Extracted records
— START —

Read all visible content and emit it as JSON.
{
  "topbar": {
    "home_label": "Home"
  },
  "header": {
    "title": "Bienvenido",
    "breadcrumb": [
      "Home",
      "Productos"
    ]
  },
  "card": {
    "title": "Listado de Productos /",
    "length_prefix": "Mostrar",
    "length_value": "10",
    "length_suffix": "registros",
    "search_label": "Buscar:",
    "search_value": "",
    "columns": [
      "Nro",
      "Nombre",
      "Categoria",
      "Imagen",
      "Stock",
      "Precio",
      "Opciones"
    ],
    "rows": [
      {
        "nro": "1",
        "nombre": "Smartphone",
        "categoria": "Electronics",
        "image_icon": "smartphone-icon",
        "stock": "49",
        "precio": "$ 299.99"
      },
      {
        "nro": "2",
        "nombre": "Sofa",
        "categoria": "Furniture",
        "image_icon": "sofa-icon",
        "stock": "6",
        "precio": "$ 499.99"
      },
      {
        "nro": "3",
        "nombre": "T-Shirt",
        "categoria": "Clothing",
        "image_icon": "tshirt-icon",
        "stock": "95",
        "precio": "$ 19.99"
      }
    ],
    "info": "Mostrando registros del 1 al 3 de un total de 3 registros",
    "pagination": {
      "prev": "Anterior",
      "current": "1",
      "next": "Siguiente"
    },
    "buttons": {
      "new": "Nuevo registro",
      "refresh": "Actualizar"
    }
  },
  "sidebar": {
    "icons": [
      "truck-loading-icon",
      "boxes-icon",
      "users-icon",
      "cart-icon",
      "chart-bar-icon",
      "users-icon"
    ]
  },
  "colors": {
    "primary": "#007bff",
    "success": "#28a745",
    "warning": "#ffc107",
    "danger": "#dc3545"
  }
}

— END —

Exercise ::
Write out all the lines again, exactly as they are.

Exercise solution ::
Read all visible content and emit it as JSON.
{
  "topbar": {
    "home_label": "Home"
  },
  "header": {
    "title": "Bienvenido",
    "breadcrumb": [
      "Home",
      "Productos"
    ]
  },
  "card": {
    "title": "Listado de Productos /",
    "length_prefix": "Mostrar",
    "length_value": "10",
    "length_suffix": "registros",
    "search_label": "Buscar:",
    "search_value": "",
    "columns": [
      "Nro",
      "Nombre",
      "Categoria",
      "Imagen",
      "Stock",
      "Precio",
      "Opciones"
    ],
    "rows": [
      {
        "nro": "1",
        "nombre": "Smartphone",
        "categoria": "Electronics",
        "image_icon": "smartphone-icon",
        "stock": "49",
        "precio": "$ 299.99"
      },
      {
        "nro": "2",
        "nombre": "Sofa",
        "categoria": "Furniture",
        "image_icon": "sofa-icon",
        "stock": "6",
        "precio": "$ 499.99"
      },
      {
        "nro": "3",
        "nombre": "T-Shirt",
        "categoria": "Clothing",
        "image_icon": "tshirt-icon",
        "stock": "95",
        "precio": "$ 19.99"
      }
    ],
    "info": "Mostrando registros del 1 al 3 de un total de 3 registros",
    "pagination": {
      "prev": "Anterior",
      "current": "1",
      "next": "Siguiente"
    },
    "buttons": {
      "new": "Nuevo registro",
      "refresh": "Actualizar"
    }
  },
  "sidebar": {
    "icons": [
      "truck-loading-icon",
      "boxes-icon",
      "users-icon",
      "cart-icon",
      "chart-bar-icon",
      "users-icon"
    ]
  },
  "colors": {
    "primary": "#007bff",
    "success": "#28a745",
    "warning": "#ffc107",
    "danger": "#dc3545"
  }
}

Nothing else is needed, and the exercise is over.